> The problem: Where a line in the listing contains the string "MARIE", copy that line out.

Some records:
---

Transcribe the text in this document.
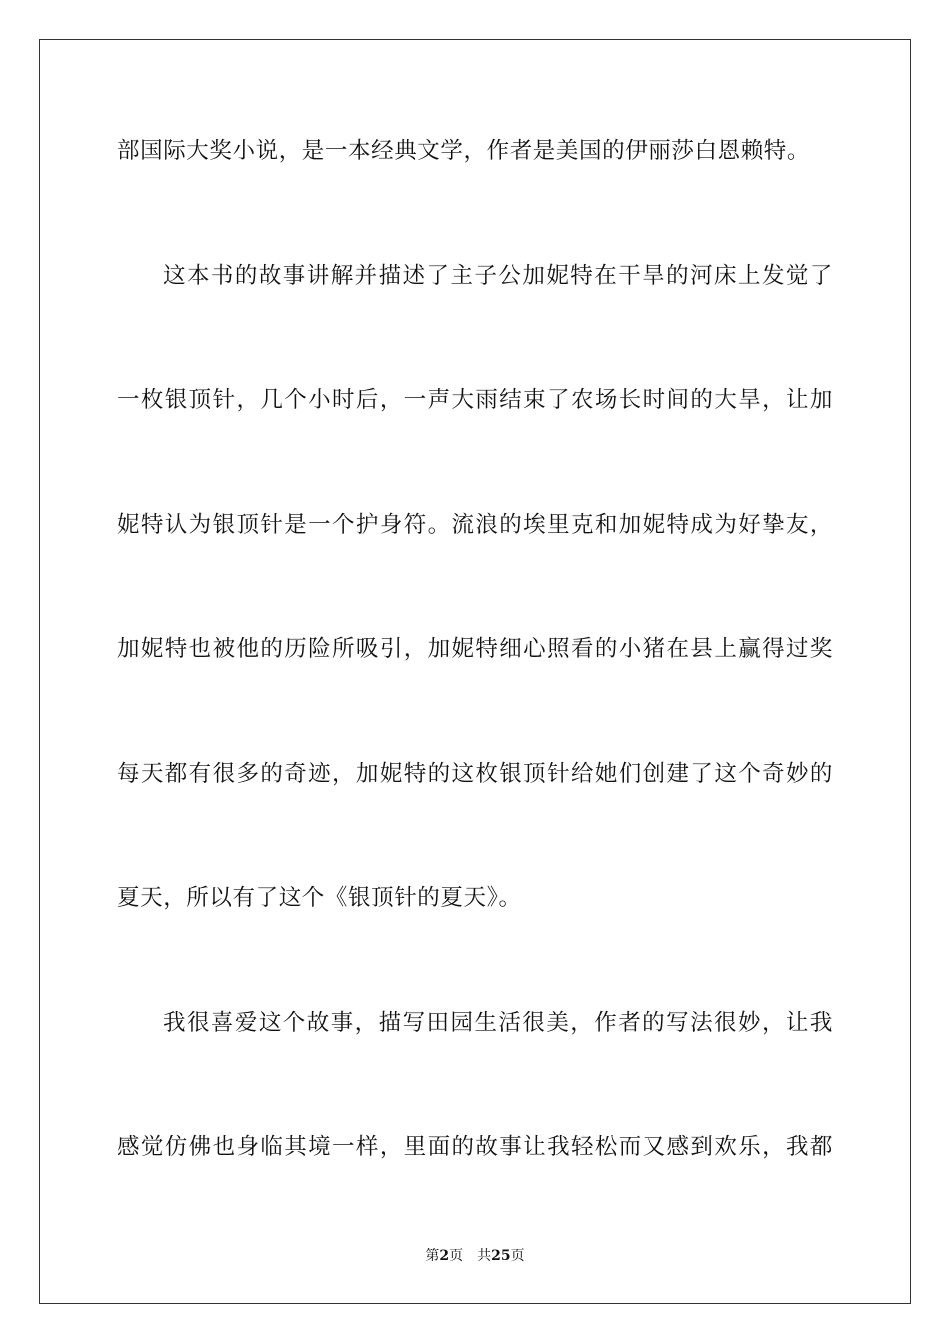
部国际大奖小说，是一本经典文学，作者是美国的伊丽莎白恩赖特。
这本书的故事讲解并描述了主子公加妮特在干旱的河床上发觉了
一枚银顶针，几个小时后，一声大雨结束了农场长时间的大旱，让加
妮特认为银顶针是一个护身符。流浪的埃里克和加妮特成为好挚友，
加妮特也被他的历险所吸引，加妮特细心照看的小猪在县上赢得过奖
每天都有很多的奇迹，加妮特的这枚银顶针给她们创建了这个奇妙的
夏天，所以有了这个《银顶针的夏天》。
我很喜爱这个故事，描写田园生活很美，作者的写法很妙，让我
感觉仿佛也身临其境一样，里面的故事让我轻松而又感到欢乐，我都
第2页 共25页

---

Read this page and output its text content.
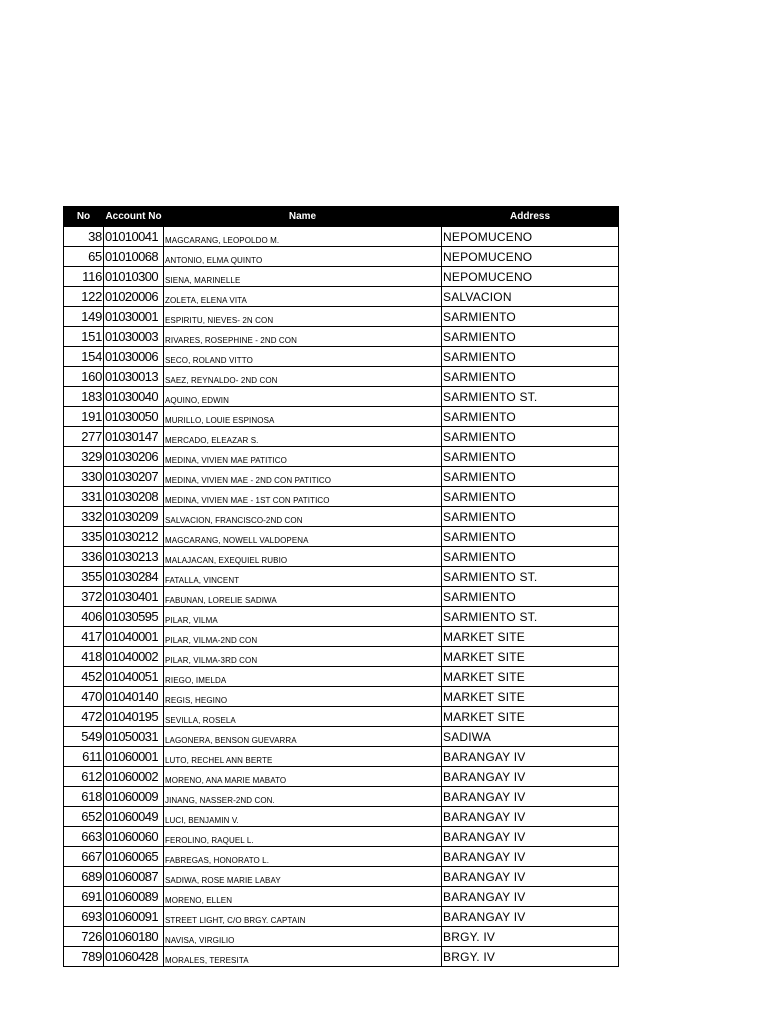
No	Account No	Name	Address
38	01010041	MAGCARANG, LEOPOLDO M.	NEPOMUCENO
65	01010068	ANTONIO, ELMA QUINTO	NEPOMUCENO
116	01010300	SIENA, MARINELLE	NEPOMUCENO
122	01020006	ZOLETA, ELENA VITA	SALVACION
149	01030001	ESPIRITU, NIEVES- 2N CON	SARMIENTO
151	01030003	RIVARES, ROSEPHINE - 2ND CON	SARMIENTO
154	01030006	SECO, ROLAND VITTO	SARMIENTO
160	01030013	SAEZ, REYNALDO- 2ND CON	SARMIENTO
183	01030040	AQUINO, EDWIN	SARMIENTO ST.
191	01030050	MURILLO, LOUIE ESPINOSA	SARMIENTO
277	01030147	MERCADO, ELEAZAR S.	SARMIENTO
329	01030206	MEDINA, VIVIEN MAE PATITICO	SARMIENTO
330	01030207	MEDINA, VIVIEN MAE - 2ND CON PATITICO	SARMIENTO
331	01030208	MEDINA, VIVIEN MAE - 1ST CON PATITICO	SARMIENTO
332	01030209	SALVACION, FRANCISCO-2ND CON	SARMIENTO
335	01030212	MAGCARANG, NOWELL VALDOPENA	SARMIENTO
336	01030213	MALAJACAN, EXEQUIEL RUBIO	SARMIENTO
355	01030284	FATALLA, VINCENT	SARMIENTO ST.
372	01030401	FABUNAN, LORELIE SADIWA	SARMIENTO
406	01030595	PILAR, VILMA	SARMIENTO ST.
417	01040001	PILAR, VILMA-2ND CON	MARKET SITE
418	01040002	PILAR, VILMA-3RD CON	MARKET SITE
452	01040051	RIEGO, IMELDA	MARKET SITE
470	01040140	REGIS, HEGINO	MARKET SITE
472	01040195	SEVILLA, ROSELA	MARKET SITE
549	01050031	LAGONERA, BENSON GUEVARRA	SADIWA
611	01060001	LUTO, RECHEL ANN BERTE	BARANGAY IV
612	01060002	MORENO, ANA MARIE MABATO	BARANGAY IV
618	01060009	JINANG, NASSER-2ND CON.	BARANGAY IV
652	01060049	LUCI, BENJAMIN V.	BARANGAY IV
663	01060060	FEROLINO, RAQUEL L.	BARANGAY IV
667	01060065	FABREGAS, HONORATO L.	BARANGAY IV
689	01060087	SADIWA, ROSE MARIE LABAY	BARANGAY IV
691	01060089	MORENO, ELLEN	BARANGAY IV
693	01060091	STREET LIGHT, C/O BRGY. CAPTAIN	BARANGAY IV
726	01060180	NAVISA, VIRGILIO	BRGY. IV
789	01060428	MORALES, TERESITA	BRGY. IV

---

> Solved exercise:
612	01060002	MORENO, ANA MARIE MABATO	BARANGAY IV
689	01060087	SADIWA, ROSE MARIE LABAY	BARANGAY IV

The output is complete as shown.